**SUPPLIED MATERIAL**
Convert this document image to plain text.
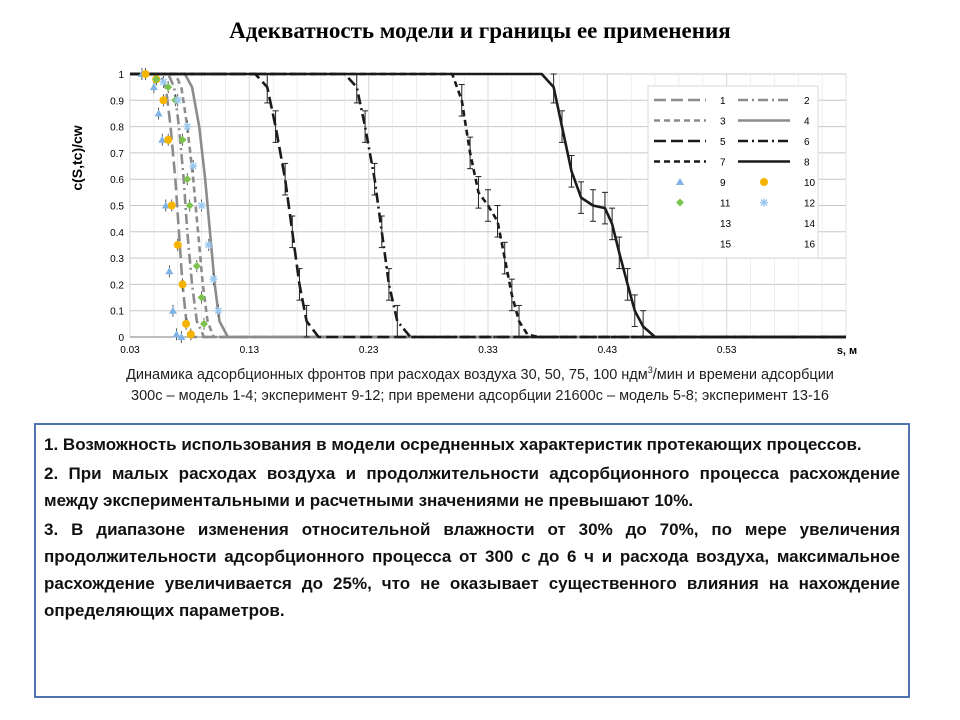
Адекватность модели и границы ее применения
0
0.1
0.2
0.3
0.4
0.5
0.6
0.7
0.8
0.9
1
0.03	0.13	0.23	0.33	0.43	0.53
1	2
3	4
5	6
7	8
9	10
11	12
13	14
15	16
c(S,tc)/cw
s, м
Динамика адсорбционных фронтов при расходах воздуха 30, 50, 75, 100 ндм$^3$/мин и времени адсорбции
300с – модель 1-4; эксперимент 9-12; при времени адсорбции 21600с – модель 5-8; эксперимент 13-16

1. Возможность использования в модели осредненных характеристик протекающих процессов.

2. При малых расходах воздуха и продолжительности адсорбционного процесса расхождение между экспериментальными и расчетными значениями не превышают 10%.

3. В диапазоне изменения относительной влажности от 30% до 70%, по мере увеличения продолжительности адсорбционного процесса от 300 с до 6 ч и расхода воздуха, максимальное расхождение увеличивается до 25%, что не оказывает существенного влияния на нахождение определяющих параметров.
...
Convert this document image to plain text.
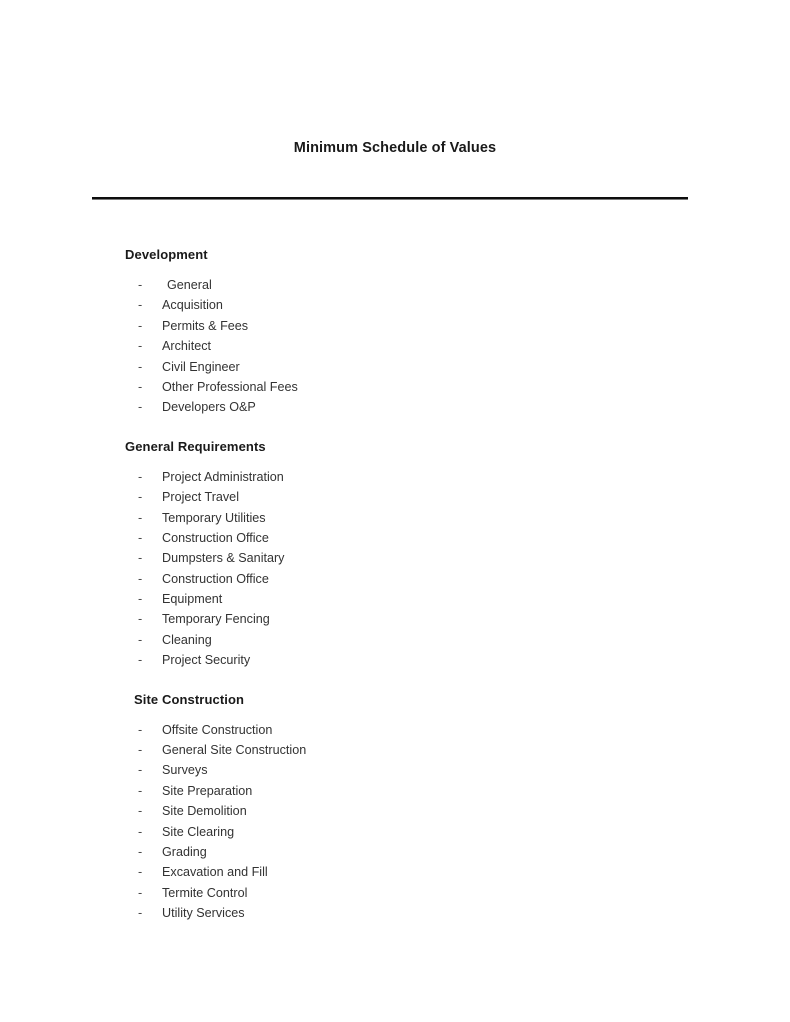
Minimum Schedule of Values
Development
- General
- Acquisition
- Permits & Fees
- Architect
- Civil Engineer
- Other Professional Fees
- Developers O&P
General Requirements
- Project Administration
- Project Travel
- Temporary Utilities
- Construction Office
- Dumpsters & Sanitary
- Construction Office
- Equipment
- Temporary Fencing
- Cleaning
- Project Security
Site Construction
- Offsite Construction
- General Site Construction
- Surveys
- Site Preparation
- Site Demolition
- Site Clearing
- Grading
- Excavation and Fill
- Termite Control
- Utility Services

**REQUIRED WORK**
Pull every line containing the word "адсорбции" out of the material and copy it.

**TASK SOLUTION**
Динамика адсорбционных фронтов при расходах воздуха 30, 50, 75, 100 ндм$^3$/мин и времени адсорбции
300с – модель 1-4; эксперимент 9-12; при времени адсорбции 21600с – модель 5-8; эксперимент 13-16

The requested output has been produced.